[DATASET CONTENT]
** start **

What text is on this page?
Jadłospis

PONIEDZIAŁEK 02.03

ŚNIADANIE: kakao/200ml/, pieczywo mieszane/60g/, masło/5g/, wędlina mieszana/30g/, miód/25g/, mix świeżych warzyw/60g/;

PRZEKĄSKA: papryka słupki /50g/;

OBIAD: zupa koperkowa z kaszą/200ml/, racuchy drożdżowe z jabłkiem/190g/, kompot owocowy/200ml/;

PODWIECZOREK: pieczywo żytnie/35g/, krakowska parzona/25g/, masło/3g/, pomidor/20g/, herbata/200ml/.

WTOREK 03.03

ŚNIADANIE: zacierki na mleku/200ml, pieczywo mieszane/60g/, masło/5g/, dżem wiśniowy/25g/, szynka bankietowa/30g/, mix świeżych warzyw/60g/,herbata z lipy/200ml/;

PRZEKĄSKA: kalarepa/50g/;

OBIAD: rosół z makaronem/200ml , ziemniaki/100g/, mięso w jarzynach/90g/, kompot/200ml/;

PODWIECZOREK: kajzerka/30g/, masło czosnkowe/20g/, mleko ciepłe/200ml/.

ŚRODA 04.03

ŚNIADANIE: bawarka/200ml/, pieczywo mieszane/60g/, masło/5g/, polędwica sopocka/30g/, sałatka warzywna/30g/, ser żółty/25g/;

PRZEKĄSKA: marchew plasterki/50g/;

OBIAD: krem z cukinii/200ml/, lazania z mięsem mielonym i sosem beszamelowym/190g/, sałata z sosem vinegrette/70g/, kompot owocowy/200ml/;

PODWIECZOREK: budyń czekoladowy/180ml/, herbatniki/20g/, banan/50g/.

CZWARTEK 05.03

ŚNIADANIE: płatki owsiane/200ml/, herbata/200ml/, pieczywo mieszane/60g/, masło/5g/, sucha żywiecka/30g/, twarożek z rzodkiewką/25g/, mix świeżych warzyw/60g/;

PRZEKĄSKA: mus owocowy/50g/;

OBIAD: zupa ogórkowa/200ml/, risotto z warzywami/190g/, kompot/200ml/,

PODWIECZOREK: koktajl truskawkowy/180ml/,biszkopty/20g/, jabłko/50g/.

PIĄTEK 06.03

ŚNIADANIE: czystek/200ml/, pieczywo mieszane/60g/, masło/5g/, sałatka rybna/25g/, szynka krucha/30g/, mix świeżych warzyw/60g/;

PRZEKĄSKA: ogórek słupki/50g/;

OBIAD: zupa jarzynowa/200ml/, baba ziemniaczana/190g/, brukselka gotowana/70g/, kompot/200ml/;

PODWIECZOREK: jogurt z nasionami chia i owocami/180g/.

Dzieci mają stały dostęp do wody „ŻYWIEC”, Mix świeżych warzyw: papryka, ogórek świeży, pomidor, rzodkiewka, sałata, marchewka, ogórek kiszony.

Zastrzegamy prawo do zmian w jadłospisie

** end **

[EXERCISE TASK]
Take every line from the data above that holds "kompot" and copy it out.

[THE RESPONSE]
OBIAD: zupa koperkowa z kaszą/200ml/, racuchy drożdżowe z jabłkiem/190g/, kompot owocowy/200ml/;
OBIAD: rosół z makaronem/200ml , ziemniaki/100g/, mięso w jarzynach/90g/, kompot/200ml/;
OBIAD: krem z cukinii/200ml/, lazania z mięsem mielonym i sosem beszamelowym/190g/, sałata z sosem vinegrette/70g/, kompot owocowy/200ml/;
OBIAD: zupa ogórkowa/200ml/, risotto z warzywami/190g/, kompot/200ml/,
OBIAD: zupa jarzynowa/200ml/, baba ziemniaczana/190g/, brukselka gotowana/70g/, kompot/200ml/;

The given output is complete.